Dataset records:
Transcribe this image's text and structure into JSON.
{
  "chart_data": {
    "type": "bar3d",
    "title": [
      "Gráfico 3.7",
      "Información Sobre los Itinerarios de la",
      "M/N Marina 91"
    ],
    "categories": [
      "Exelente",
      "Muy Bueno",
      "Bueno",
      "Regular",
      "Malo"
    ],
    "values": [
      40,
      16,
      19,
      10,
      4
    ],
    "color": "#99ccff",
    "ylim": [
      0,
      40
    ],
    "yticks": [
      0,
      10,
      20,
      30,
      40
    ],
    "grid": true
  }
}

#### What is being asked
All the entries above need to be reproduced exactly.

#### Answer to this problem
Transcribe this image's text and structure into JSON.
{
  "chart_data": {
    "type": "bar3d",
    "title": [
      "Gráfico 3.7",
      "Información Sobre los Itinerarios de la",
      "M/N Marina 91"
    ],
    "categories": [
      "Exelente",
      "Muy Bueno",
      "Bueno",
      "Regular",
      "Malo"
    ],
    "values": [
      40,
      16,
      19,
      10,
      4
    ],
    "color": "#99ccff",
    "ylim": [
      0,
      40
    ],
    "yticks": [
      0,
      10,
      20,
      30,
      40
    ],
    "grid": true
  }
}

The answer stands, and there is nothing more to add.